*EXERCISE DESCRIPTION*
Copy the lines holding the word "الله", all of them.

*MATERIAL FOR THE TASK*
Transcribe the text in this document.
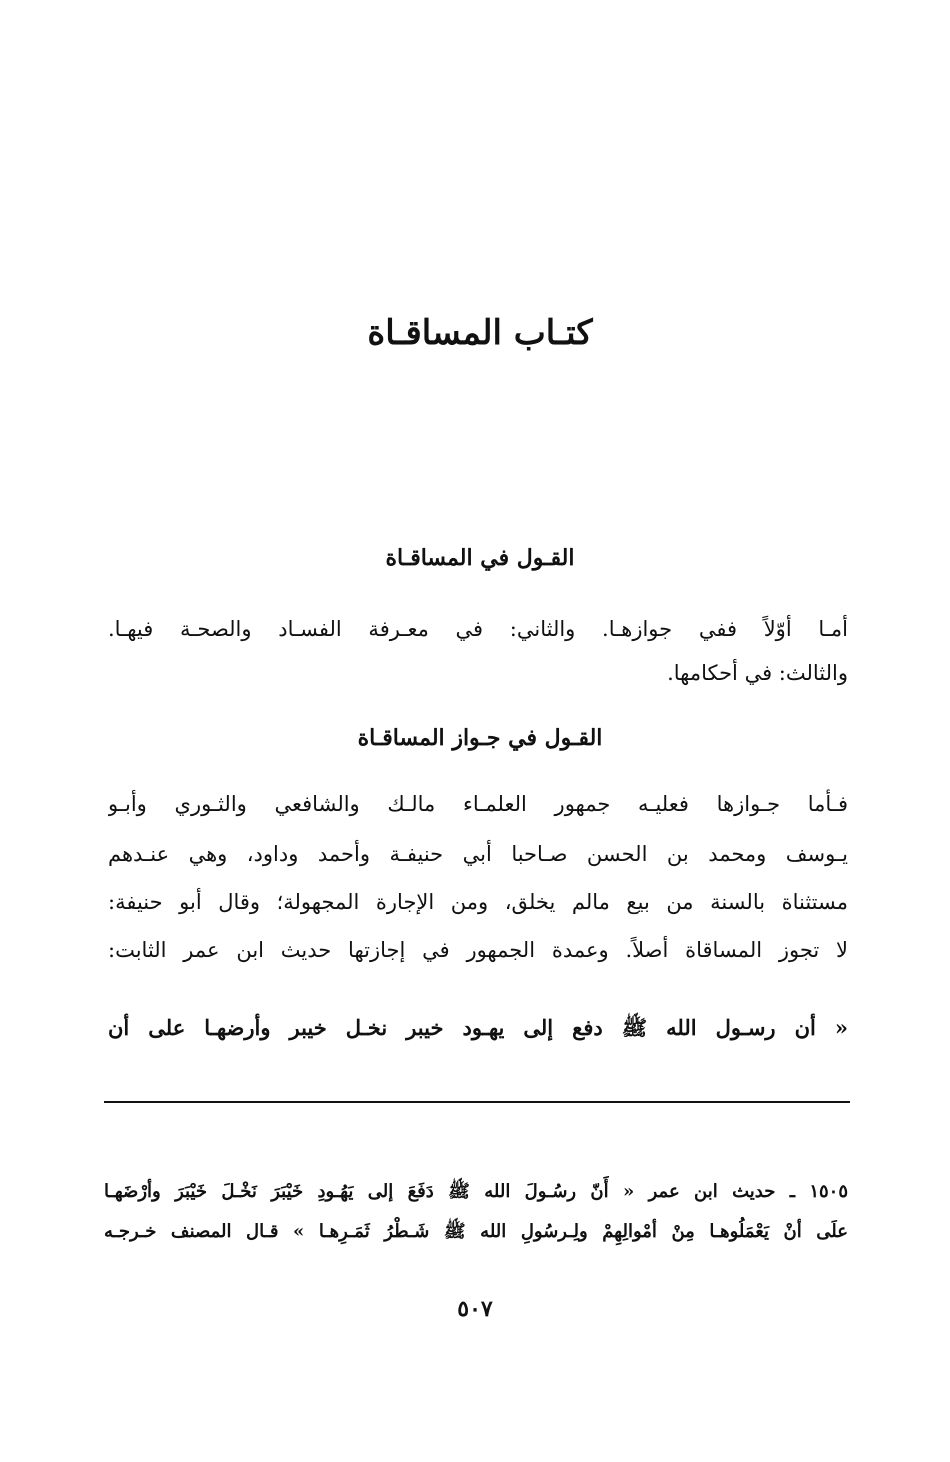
كتـاب المساقـاة
القـول في المساقـاة
أمـا أوّلاً ففي جوازهـا. والثاني: في معـرفة الفسـاد والصحـة فيهـا.
والثالث: في أحكامها.
القـول في جـواز المساقـاة
فـأما جـوازها فعليـه جمهور العلمـاء مالـك والشافعي والثـوري وأبـو
يـوسف ومحمد بن الحسن صـاحبا أبي حنيفـة وأحمد وداود، وهي عنـدهم
مستثناة بالسنة من بيع مالم يخلق، ومن الإجارة المجهولة؛ وقال أبو حنيفة:
لا تجوز المساقاة أصلاً. وعمدة الجمهور في إجازتها حديث ابن عمر الثابت:
« أن رسـول الله ﷺ دفع إلى يهـود خيبر نخـل خيبر وأرضهـا على أن
١٥٠٥ ـ حديث ابن عمر « أَنّ رسُـولَ الله ﷺ دَفَعَ إلى يَهُـودِ خَيْبَرَ نَخْـلَ خَيْبَرَ وأرْضَهـا
علَى أنْ يَعْمَلُوهـا مِنْ أمْوالِهِمْ ولِـرسُولِ الله ﷺ شَـطْرُ ثَمَـرِهـا » قـال المصنف خـرجـه
٥٠٧
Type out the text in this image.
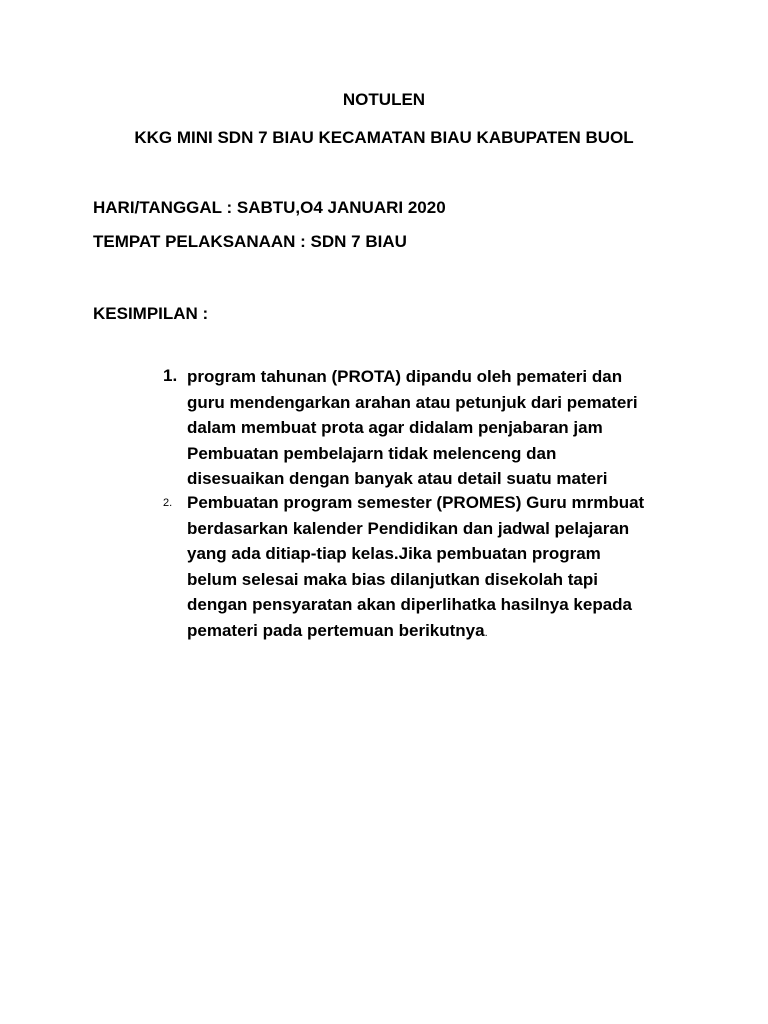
NOTULEN
KKG MINI SDN 7 BIAU KECAMATAN BIAU KABUPATEN BUOL
HARI/TANGGAL : SABTU,O4 JANUARI 2020
TEMPAT PELAKSANAAN : SDN 7 BIAU
KESIMPILAN :
1. program tahunan (PROTA) dipandu oleh pemateri dan
guru mendengarkan arahan atau petunjuk dari pemateri
dalam membuat prota agar didalam penjabaran jam
Pembuatan pembelajarn tidak melenceng dan
disesuaikan dengan banyak atau detail suatu materi
2. Pembuatan program semester (PROMES) Guru mrmbuat
berdasarkan kalender Pendidikan dan jadwal pelajaran
yang ada ditiap-tiap kelas.Jika pembuatan program
belum selesai maka bias dilanjutkan disekolah tapi
dengan pensyaratan akan diperlihatka hasilnya kepada
pemateri pada pertemuan berikutnya.
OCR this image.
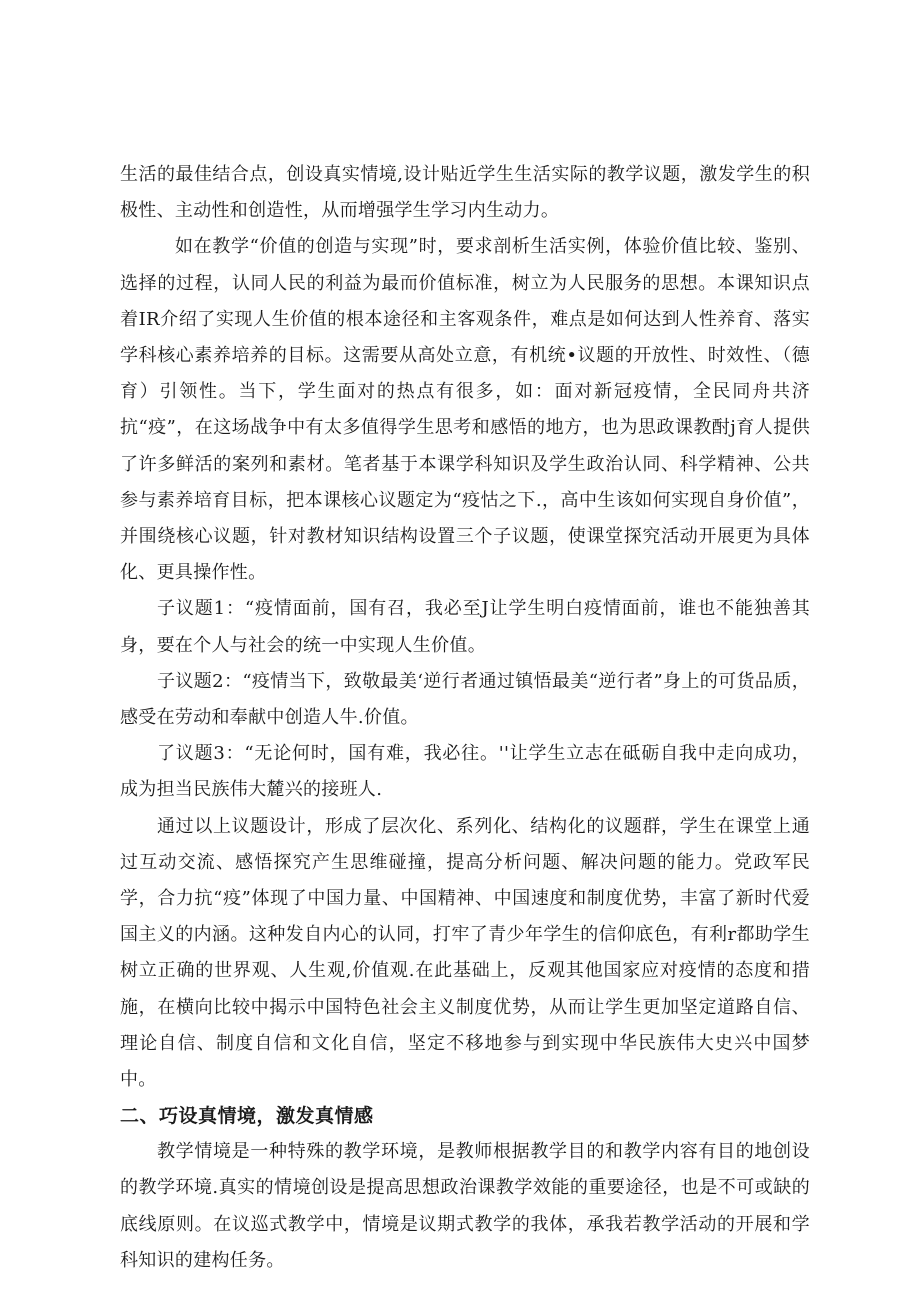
生活的最佳结合点，创设真实情境,设计贴近学生生活实际的教学议题，激发学生的积极性、主动性和创造性，从而增强学生学习内生动力。

如在教学“价值的创造与实现”时，要求剖析生活实例，体验价值比较、鉴别、选择的过程，认同人民的利益为最而价值标准，树立为人民服务的思想。本课知识点着IR介绍了实现人生价值的根本途径和主客观条件，难点是如何达到人性养育、落实学科核心素养培养的目标。这需要从高处立意，有机统•议题的开放性、时效性、（德育）引领性。当下，学生面对的热点有很多，如：面对新冠疫情，全民同舟共济抗“疫”，在这场战争中有太多值得学生思考和感悟的地方，也为思政课教酎j育人提供了许多鲜活的案列和素材。笔者基于本课学科知识及学生政治认同、科学精神、公共参与素养培育目标，把本课核心议题定为“疫怙之下.，高中生该如何实现自身价值”，并围绕核心议题，针对教材知识结构设置三个子议题，使课堂探究活动开展更为具体化、更具操作性。

子议题1：“疫情面前，国有召，我必至J让学生明白疫情面前，谁也不能独善其身，要在个人与社会的统一中实现人生价值。

子议题2：“疫情当下，致敬最美‘逆行者通过镇悟最美“逆行者”身上的可货品质，感受在劳动和奉献中创造人牛.价值。

了议题3：“无论何时，国有难，我必往。''让学生立志在砥砺自我中走向成功，成为担当民族伟大麓兴的接班人.

通过以上议题设计，形成了层次化、系列化、结构化的议题群，学生在课堂上通过互动交流、感悟探究产生思维碰撞，提高分析问题、解决问题的能力。党政军民学，合力抗“疫”体现了中国力量、中国精神、中国速度和制度优势，丰富了新时代爱国主义的内涵。这种发自内心的认同，打牢了青少年学生的信仰底色，有利r都助学生树立正确的世界观、人生观,价值观.在此基础上，反观其他国家应对疫情的态度和措施，在横向比较中揭示中国特色社会主义制度优势，从而让学生更加坚定道路自信、理论自信、制度自信和文化自信，坚定不移地参与到实现中华民族伟大史兴中国梦中。

二、巧设真情境，激发真情感

教学情境是一种特殊的教学环境，是教师根据教学目的和教学内容有目的地创设的教学环境.真实的情境创设是提高思想政治课教学效能的重要途径，也是不可或缺的底线原则。在议巡式教学中，情境是议期式教学的我体，承我若教学活动的开展和学科知识的建构任务。
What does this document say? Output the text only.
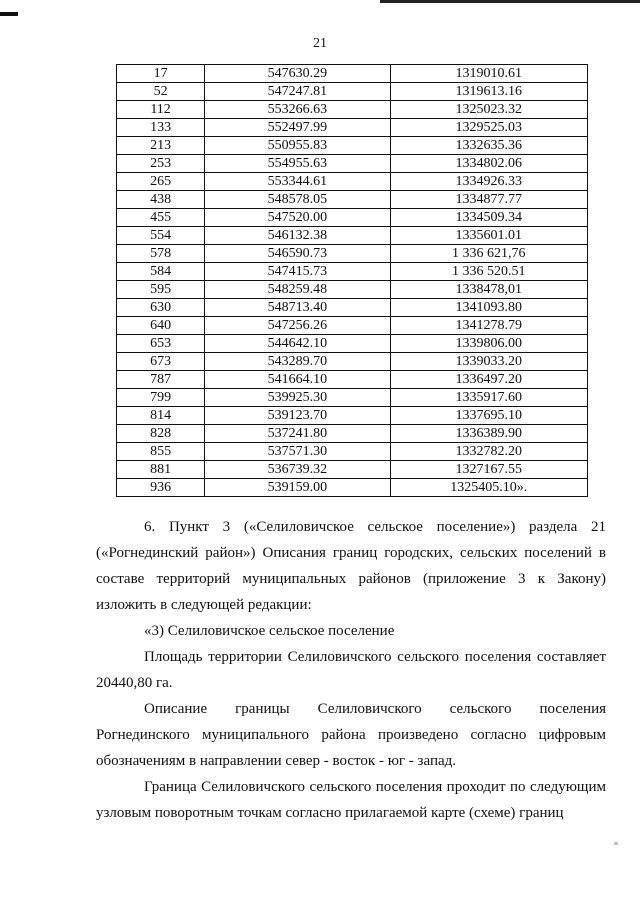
21
17	547630.29	1319010.61
52	547247.81	1319613.16
112	553266.63	1325023.32
133	552497.99	1329525.03
213	550955.83	1332635.36
253	554955.63	1334802.06
265	553344.61	1334926.33
438	548578.05	1334877.77
455	547520.00	1334509.34
554	546132.38	1335601.01
578	546590.73	1 336 621,76
584	547415.73	1 336 520.51
595	548259.48	1338478,01
630	548713.40	1341093.80
640	547256.26	1341278.79
653	544642.10	1339806.00
673	543289.70	1339033.20
787	541664.10	1336497.20
799	539925.30	1335917.60
814	539123.70	1337695.10
828	537241.80	1336389.90
855	537571.30	1332782.20
881	536739.32	1327167.55
936	539159.00	1325405.10».
6. Пункт 3 («Селиловичское сельское поселение») раздела 21 («Рогнединский район») Описания границ городских, сельских поселений в составе территорий муниципальных районов (приложение 3 к Закону) изложить в следующей редакции:
«3) Селиловичское сельское поселение
Площадь территории Селиловичского сельского поселения составляет 20440,80 га.
Описание границы Селиловичского сельского поселения Рогнединского муниципального района произведено согласно цифровым обозначениям в направлении север - восток - юг - запад.
Граница Селиловичского сельского поселения проходит по следующим узловым поворотным точкам согласно прилагаемой карте (схеме) границ
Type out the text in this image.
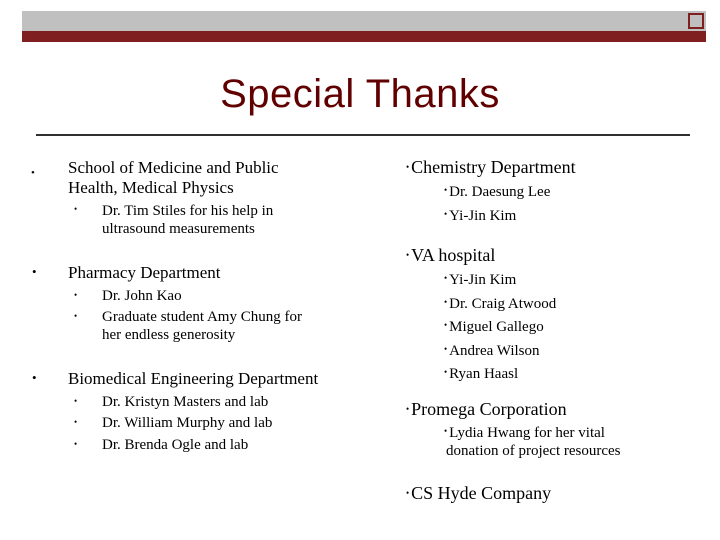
Special Thanks
• School of Medicine and Public
Health, Medical Physics
• Dr. Tim Stiles for his help in
ultrasound measurements
• Pharmacy Department
• Dr. John Kao
• Graduate student Amy Chung for
her endless generosity
• Biomedical Engineering Department
• Dr. Kristyn Masters and lab
• Dr. William Murphy and lab
• Dr. Brenda Ogle and lab
• Chemistry Department
• Dr. Daesung Lee
• Yi-Jin Kim
• VA hospital
• Yi-Jin Kim
• Dr. Craig Atwood
• Miguel Gallego
• Andrea Wilson
• Ryan Haasl
• Promega Corporation
• Lydia Hwang for her vital
donation of project resources
• CS Hyde Company
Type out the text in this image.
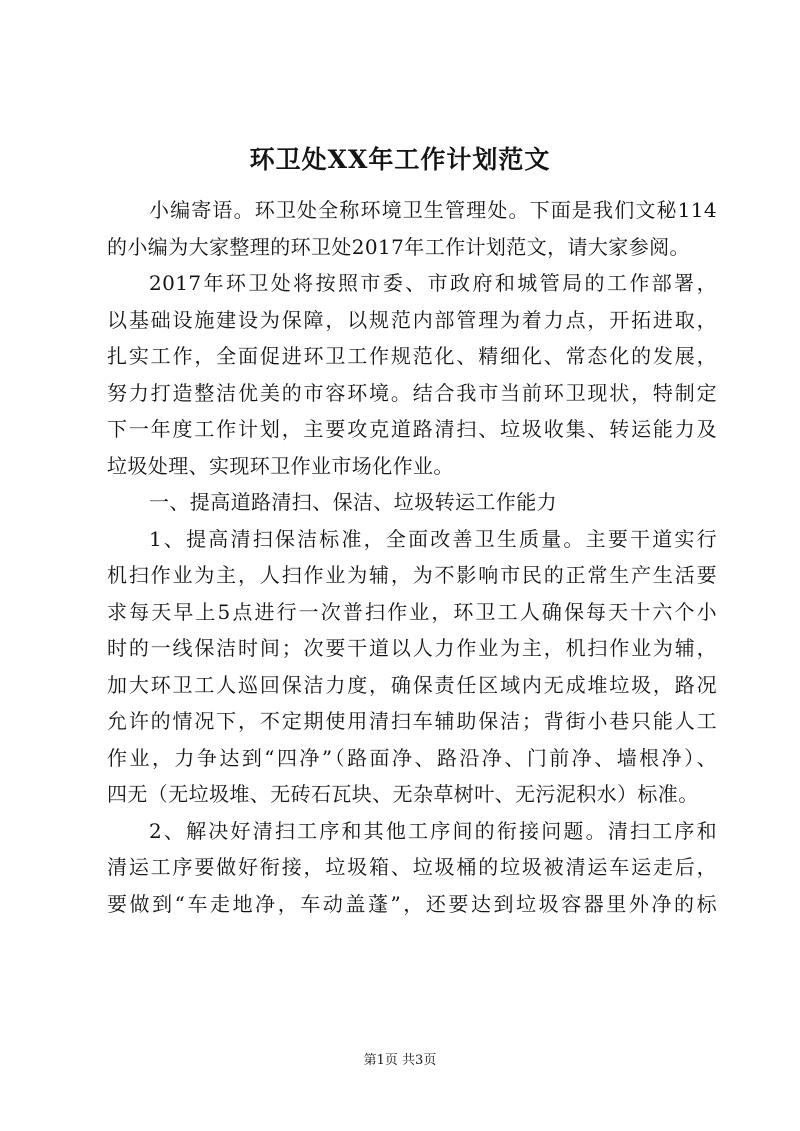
环卫处XX年工作计划范文
小编寄语。环卫处全称环境卫生管理处。下面是我们文秘114
的小编为大家整理的环卫处2017年工作计划范文，请大家参阅。
2017年环卫处将按照市委、市政府和城管局的工作部署，
以基础设施建设为保障，以规范内部管理为着力点，开拓进取，
扎实工作，全面促进环卫工作规范化、精细化、常态化的发展，
努力打造整洁优美的市容环境。结合我市当前环卫现状，特制定
下一年度工作计划，主要攻克道路清扫、垃圾收集、转运能力及
垃圾处理、实现环卫作业市场化作业。
一、提高道路清扫、保洁、垃圾转运工作能力
1、提高清扫保洁标准，全面改善卫生质量。主要干道实行
机扫作业为主，人扫作业为辅，为不影响市民的正常生产生活要
求每天早上5点进行一次普扫作业，环卫工人确保每天十六个小
时的一线保洁时间；次要干道以人力作业为主，机扫作业为辅，
加大环卫工人巡回保洁力度，确保责任区域内无成堆垃圾，路况
允许的情况下，不定期使用清扫车辅助保洁；背街小巷只能人工
作业，力争达到“四净”（路面净、路沿净、门前净、墙根净）、
四无（无垃圾堆、无砖石瓦块、无杂草树叶、无污泥积水）标准。
2、解决好清扫工序和其他工序间的衔接问题。清扫工序和
清运工序要做好衔接，垃圾箱、垃圾桶的垃圾被清运车运走后，
要做到“车走地净，车动盖蓬”，还要达到垃圾容器里外净的标
第1页 共3页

*SOLUTION TO THIS TASK*
« أن رسـول الله ﷺ دفع إلى يهـود خيبر نخـل خيبر وأرضهـا على أن
١٥٠٥ ـ حديث ابن عمر « أَنّ رسُـولَ الله ﷺ دَفَعَ إلى يَهُـودِ خَيْبَرَ نَخْـلَ خَيْبَرَ وأرْضَهـا
علَى أنْ يَعْمَلُوهـا مِنْ أمْوالِهِمْ ولِـرسُولِ الله ﷺ شَـطْرُ ثَمَـرِهـا » قـال المصنف خـرجـه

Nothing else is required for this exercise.